DATA LINES:
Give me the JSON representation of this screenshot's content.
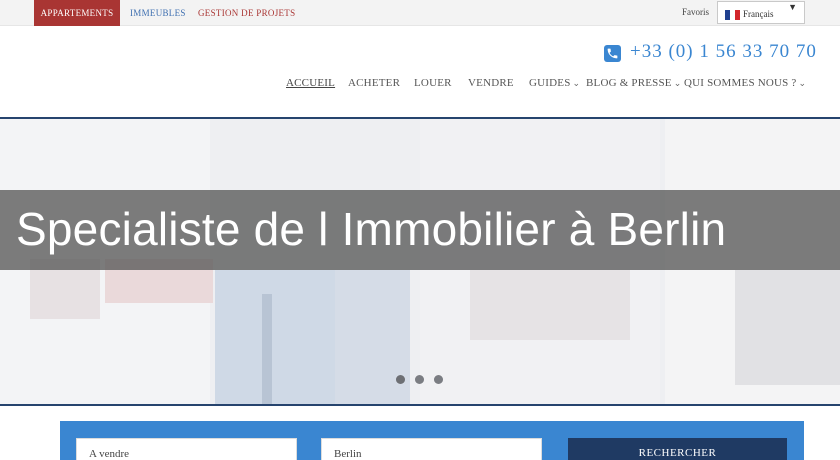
{
  "topbar": {
    "tabs": [
      {
        "label": "Appartements"
      },
      {
        "label": "Immeubles"
      },
      {
        "label": "Gestion de projets"
      }
    ],
    "favoris": "Favoris",
    "language": {
      "selected": "Français"
    }
  },
  "header": {
    "phone": "+33 (0) 1 56 33 70 70",
    "nav": [
      {
        "label": "Accueil"
      },
      {
        "label": "Acheter"
      },
      {
        "label": "Louer"
      },
      {
        "label": "Vendre"
      },
      {
        "label": "Guides"
      },
      {
        "label": "Blog & Presse"
      },
      {
        "label": "Qui sommes nous ?"
      }
    ]
  },
  "hero": {
    "title": "Specialiste de l Immobilier à Berlin",
    "slides": 3,
    "active_slide": 1
  },
  "search": {
    "type_value": "A vendre",
    "city_value": "Berlin",
    "button_label": "RECHERCHER"
  },
  "colors": {
    "brand_red": "#a93533",
    "accent_blue": "#3a86d1",
    "navy": "#1f3a63",
    "rule": "#26446e"
  },
  "icons": [
    "phone-icon",
    "chevron-down-icon",
    "flag-icon"
  ]
}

AIM OF THE EXERCISE: Find every line in the records above that holds the word "Berlin", and copy each one.

FULL ANSWER:
    "title": "Specialiste de l Immobilier à Berlin",
    "city_value": "Berlin",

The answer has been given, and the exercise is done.